Material.
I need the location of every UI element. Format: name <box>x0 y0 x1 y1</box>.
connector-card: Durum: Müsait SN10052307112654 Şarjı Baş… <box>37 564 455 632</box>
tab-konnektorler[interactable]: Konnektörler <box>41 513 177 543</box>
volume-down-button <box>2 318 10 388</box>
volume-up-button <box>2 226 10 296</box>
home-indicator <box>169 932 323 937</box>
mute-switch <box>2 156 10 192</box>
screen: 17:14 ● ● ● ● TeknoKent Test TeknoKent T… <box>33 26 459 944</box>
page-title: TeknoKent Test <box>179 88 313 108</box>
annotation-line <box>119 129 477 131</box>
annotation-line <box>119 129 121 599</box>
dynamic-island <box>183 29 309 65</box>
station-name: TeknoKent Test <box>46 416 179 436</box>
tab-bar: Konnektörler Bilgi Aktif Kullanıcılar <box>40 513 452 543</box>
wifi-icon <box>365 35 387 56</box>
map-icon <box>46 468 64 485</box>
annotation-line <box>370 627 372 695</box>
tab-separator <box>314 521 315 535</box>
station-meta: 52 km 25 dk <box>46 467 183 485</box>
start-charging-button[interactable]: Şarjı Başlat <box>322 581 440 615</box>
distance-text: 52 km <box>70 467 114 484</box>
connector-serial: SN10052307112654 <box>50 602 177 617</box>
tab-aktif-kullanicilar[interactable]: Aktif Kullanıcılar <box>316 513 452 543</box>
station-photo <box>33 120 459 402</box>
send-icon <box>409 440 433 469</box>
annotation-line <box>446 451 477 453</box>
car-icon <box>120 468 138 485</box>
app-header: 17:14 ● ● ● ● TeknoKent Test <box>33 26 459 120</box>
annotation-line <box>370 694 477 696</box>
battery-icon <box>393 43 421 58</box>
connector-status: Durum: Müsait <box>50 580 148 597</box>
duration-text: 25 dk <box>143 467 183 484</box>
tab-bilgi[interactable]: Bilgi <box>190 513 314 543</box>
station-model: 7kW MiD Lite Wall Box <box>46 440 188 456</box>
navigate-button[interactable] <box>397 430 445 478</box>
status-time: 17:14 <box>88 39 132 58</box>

What is needed.
Display each line of the material above that contains the string "Bilgi", treating uppercase and lowercase as different.

Solution to the problem.
tab-bar: Konnektörler Bilgi Aktif Kullanıcılar <box>40 513 452 543</box>
tab-bilgi[interactable]: Bilgi <box>190 513 314 543</box>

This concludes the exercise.